=== Dataset records ===

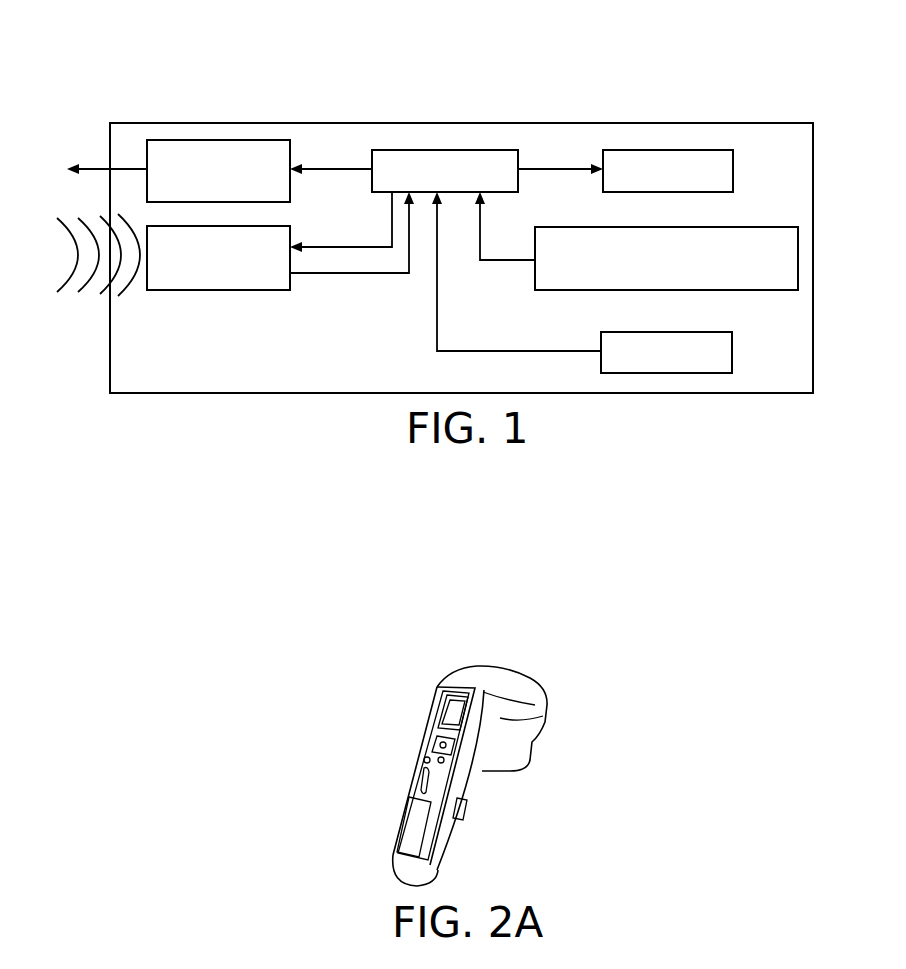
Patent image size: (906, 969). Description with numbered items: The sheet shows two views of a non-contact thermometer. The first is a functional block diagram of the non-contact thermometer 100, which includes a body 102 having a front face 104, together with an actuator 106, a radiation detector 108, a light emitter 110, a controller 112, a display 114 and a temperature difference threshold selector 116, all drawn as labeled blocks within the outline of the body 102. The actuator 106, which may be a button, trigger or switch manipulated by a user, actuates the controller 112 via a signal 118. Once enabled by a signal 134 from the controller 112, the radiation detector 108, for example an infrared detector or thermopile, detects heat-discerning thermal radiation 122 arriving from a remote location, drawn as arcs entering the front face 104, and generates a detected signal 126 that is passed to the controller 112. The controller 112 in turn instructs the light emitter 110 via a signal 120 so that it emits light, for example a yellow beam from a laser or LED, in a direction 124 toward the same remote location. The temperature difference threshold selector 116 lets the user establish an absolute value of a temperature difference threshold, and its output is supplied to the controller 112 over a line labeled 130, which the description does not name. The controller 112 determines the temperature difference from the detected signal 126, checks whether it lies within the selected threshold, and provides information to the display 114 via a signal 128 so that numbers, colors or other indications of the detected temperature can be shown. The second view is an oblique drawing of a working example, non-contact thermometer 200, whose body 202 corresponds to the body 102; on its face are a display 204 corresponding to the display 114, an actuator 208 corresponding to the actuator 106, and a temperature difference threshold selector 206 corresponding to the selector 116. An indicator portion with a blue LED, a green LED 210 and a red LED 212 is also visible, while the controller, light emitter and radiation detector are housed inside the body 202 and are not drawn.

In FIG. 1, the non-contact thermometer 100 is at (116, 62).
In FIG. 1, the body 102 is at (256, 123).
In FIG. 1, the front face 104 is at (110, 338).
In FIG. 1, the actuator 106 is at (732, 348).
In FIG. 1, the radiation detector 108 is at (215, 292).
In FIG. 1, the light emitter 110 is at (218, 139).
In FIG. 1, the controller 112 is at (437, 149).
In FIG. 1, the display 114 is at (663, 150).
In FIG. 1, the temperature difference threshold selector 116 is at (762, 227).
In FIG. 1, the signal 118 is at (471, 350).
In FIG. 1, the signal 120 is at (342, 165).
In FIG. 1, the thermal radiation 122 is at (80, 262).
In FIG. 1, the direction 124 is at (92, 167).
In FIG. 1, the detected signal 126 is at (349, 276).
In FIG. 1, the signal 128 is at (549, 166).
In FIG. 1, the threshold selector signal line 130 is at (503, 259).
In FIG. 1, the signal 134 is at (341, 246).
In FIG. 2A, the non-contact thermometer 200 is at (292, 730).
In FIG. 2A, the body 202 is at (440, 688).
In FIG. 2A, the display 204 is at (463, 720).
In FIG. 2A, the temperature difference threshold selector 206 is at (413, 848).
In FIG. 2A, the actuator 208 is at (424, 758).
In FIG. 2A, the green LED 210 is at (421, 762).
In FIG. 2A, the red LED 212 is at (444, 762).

===
=== Dataset records ===

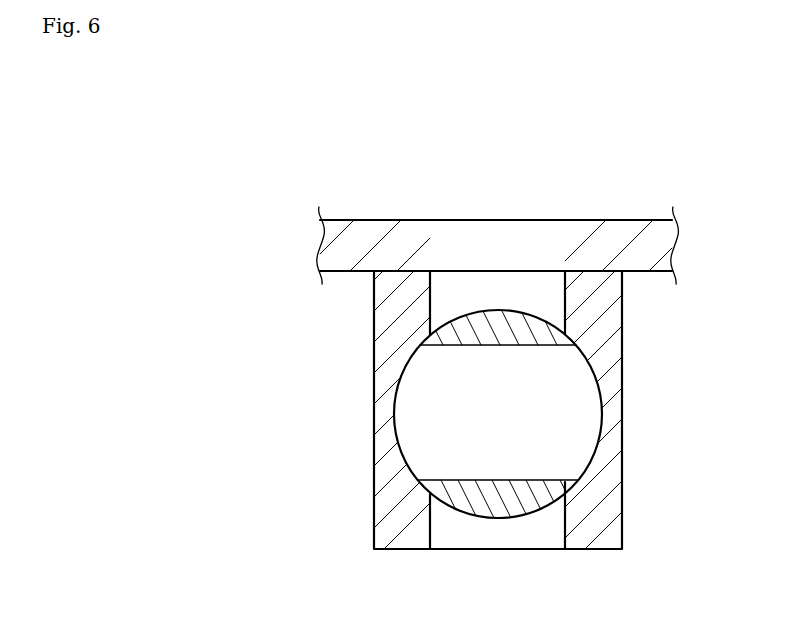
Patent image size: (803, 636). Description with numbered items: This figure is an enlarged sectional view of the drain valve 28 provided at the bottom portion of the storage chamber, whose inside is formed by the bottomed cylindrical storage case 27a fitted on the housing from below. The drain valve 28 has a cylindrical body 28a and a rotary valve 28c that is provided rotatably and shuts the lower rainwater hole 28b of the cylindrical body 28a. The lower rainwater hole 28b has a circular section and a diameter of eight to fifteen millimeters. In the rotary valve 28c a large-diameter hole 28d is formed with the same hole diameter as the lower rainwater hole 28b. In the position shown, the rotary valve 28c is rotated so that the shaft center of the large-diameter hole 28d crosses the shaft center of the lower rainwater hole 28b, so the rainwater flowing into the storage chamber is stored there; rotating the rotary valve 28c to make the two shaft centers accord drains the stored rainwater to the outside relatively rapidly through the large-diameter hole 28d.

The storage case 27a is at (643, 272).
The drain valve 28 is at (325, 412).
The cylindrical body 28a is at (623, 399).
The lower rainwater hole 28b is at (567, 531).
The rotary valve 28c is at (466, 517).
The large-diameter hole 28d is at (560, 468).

===
=== Dataset records ===

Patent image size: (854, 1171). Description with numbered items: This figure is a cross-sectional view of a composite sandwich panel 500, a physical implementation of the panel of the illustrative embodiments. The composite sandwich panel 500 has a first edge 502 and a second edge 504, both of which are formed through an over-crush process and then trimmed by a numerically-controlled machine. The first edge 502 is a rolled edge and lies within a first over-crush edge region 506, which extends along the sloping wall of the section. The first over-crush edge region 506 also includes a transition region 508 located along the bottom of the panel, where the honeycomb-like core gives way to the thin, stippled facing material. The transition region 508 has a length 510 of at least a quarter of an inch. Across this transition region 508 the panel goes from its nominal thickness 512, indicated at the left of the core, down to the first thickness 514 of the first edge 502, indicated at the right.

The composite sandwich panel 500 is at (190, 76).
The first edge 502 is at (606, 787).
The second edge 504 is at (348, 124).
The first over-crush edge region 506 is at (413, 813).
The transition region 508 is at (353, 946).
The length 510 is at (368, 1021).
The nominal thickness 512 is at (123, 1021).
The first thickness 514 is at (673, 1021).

===

Problem details: Extract the rows running from the one that contains "Patent image size: (854, 1171)." through the one that contains "The first thickness 514 is at (673, 1021).", and repeat them without any changes.

Output below:
Patent image size: (854, 1171). Description with numbered items: This figure is a cross-sectional view of a composite sandwich panel 500, a physical implementation of the panel of the illustrative embodiments. The composite sandwich panel 500 has a first edge 502 and a second edge 504, both of which are formed through an over-crush process and then trimmed by a numerically-controlled machine. The first edge 502 is a rolled edge and lies within a first over-crush edge region 506, which extends along the sloping wall of the section. The first over-crush edge region 506 also includes a transition region 508 located along the bottom of the panel, where the honeycomb-like core gives way to the thin, stippled facing material. The transition region 508 has a length 510 of at least a quarter of an inch. Across this transition region 508 the panel goes from its nominal thickness 512, indicated at the left of the core, down to the first thickness 514 of the first edge 502, indicated at the right.

The composite sandwich panel 500 is at (190, 76).
The first edge 502 is at (606, 787).
The second edge 504 is at (348, 124).
The first over-crush edge region 506 is at (413, 813).
The transition region 508 is at (353, 946).
The length 510 is at (368, 1021).
The nominal thickness 512 is at (123, 1021).
The first thickness 514 is at (673, 1021).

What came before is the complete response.